**DATA LISTING**
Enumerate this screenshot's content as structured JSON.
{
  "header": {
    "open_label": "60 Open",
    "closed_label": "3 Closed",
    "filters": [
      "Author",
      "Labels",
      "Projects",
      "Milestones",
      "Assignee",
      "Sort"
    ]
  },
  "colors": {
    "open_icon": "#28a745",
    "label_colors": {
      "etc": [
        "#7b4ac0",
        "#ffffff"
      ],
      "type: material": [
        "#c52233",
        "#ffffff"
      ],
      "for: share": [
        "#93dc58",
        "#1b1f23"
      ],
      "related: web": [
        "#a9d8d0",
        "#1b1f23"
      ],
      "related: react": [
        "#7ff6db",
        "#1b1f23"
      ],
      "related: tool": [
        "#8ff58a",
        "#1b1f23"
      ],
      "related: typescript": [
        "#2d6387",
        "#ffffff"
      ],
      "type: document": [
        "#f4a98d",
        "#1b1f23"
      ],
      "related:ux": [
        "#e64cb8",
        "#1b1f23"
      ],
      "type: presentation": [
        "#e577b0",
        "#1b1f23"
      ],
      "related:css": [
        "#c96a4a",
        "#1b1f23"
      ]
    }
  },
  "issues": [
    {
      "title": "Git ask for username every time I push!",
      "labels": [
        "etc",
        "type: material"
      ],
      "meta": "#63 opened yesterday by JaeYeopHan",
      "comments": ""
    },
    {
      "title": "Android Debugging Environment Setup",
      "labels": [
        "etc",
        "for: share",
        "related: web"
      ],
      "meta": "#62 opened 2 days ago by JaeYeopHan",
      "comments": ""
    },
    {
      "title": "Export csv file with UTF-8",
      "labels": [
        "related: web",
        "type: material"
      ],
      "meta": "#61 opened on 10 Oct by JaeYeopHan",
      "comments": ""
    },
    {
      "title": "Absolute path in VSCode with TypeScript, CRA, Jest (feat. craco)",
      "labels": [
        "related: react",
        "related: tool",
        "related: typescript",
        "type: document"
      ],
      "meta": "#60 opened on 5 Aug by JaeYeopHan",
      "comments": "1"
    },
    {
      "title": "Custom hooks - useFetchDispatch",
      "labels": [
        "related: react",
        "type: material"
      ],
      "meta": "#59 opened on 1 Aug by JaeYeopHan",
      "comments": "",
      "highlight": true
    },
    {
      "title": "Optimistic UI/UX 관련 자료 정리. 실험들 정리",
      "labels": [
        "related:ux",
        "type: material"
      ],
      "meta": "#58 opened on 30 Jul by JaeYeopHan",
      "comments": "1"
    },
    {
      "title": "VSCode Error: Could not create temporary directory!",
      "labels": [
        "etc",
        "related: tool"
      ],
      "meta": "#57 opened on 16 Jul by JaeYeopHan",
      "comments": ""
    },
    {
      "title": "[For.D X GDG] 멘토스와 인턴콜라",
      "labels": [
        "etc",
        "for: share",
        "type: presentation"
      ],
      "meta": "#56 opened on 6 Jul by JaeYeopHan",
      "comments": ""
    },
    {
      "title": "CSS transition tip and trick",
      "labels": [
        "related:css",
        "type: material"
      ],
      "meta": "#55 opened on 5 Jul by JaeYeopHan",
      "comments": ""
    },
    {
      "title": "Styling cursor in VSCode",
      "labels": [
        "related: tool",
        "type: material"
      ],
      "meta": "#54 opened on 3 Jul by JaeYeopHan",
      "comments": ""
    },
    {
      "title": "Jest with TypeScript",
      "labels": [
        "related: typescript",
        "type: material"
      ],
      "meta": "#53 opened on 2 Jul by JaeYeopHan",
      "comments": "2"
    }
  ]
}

**THE REQUEST**
Out of the material above, select every line that holds the string "presentation".

**TASK RESPONSE**
      "type: presentation": [
        "type: presentation"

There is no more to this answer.